■ REQUIREMENTS
Write out each entry again. Keep every word exactly as it is.

■ RECORDS FOR THE EXERCISE
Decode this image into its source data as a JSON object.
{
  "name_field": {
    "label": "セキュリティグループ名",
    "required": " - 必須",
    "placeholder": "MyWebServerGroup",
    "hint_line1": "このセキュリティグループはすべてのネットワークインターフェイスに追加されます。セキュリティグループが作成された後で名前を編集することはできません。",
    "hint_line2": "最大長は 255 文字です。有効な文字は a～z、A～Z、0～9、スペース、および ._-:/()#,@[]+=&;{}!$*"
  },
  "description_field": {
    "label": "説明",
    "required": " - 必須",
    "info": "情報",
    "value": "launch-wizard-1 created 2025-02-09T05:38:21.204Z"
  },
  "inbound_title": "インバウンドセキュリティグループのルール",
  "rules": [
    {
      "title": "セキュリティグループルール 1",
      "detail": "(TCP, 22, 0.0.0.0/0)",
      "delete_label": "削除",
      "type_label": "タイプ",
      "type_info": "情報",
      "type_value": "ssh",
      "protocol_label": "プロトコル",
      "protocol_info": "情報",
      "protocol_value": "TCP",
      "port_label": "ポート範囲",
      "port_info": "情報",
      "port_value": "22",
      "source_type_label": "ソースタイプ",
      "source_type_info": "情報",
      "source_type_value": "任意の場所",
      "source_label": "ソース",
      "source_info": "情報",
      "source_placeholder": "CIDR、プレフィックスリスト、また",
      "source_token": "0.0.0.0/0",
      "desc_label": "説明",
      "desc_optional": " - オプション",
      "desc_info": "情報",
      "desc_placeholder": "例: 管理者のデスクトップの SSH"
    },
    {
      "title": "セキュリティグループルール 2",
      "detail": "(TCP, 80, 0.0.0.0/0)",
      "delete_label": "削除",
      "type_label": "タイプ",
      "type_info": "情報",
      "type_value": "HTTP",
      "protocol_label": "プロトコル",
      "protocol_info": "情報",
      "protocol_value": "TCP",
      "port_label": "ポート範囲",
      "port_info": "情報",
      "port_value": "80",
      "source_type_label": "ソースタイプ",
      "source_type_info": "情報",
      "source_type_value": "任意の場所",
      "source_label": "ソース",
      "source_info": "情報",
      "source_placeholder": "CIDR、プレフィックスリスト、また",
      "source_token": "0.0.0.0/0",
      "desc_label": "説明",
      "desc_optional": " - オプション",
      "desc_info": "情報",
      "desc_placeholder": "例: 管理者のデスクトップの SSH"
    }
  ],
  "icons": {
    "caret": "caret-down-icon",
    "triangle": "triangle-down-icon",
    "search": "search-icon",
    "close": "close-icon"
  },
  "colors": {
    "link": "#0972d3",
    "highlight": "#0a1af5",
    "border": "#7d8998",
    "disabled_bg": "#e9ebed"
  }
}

■ TASK ANSWER
Decode this image into its source data as a JSON object.
{
  "name_field": {
    "label": "セキュリティグループ名",
    "required": " - 必須",
    "placeholder": "MyWebServerGroup",
    "hint_line1": "このセキュリティグループはすべてのネットワークインターフェイスに追加されます。セキュリティグループが作成された後で名前を編集することはできません。",
    "hint_line2": "最大長は 255 文字です。有効な文字は a～z、A～Z、0～9、スペース、および ._-:/()#,@[]+=&;{}!$*"
  },
  "description_field": {
    "label": "説明",
    "required": " - 必須",
    "info": "情報",
    "value": "launch-wizard-1 created 2025-02-09T05:38:21.204Z"
  },
  "inbound_title": "インバウンドセキュリティグループのルール",
  "rules": [
    {
      "title": "セキュリティグループルール 1",
      "detail": "(TCP, 22, 0.0.0.0/0)",
      "delete_label": "削除",
      "type_label": "タイプ",
      "type_info": "情報",
      "type_value": "ssh",
      "protocol_label": "プロトコル",
      "protocol_info": "情報",
      "protocol_value": "TCP",
      "port_label": "ポート範囲",
      "port_info": "情報",
      "port_value": "22",
      "source_type_label": "ソースタイプ",
      "source_type_info": "情報",
      "source_type_value": "任意の場所",
      "source_label": "ソース",
      "source_info": "情報",
      "source_placeholder": "CIDR、プレフィックスリスト、また",
      "source_token": "0.0.0.0/0",
      "desc_label": "説明",
      "desc_optional": " - オプション",
      "desc_info": "情報",
      "desc_placeholder": "例: 管理者のデスクトップの SSH"
    },
    {
      "title": "セキュリティグループルール 2",
      "detail": "(TCP, 80, 0.0.0.0/0)",
      "delete_label": "削除",
      "type_label": "タイプ",
      "type_info": "情報",
      "type_value": "HTTP",
      "protocol_label": "プロトコル",
      "protocol_info": "情報",
      "protocol_value": "TCP",
      "port_label": "ポート範囲",
      "port_info": "情報",
      "port_value": "80",
      "source_type_label": "ソースタイプ",
      "source_type_info": "情報",
      "source_type_value": "任意の場所",
      "source_label": "ソース",
      "source_info": "情報",
      "source_placeholder": "CIDR、プレフィックスリスト、また",
      "source_token": "0.0.0.0/0",
      "desc_label": "説明",
      "desc_optional": " - オプション",
      "desc_info": "情報",
      "desc_placeholder": "例: 管理者のデスクトップの SSH"
    }
  ],
  "icons": {
    "caret": "caret-down-icon",
    "triangle": "triangle-down-icon",
    "search": "search-icon",
    "close": "close-icon"
  },
  "colors": {
    "link": "#0972d3",
    "highlight": "#0a1af5",
    "border": "#7d8998",
    "disabled_bg": "#e9ebed"
  }
}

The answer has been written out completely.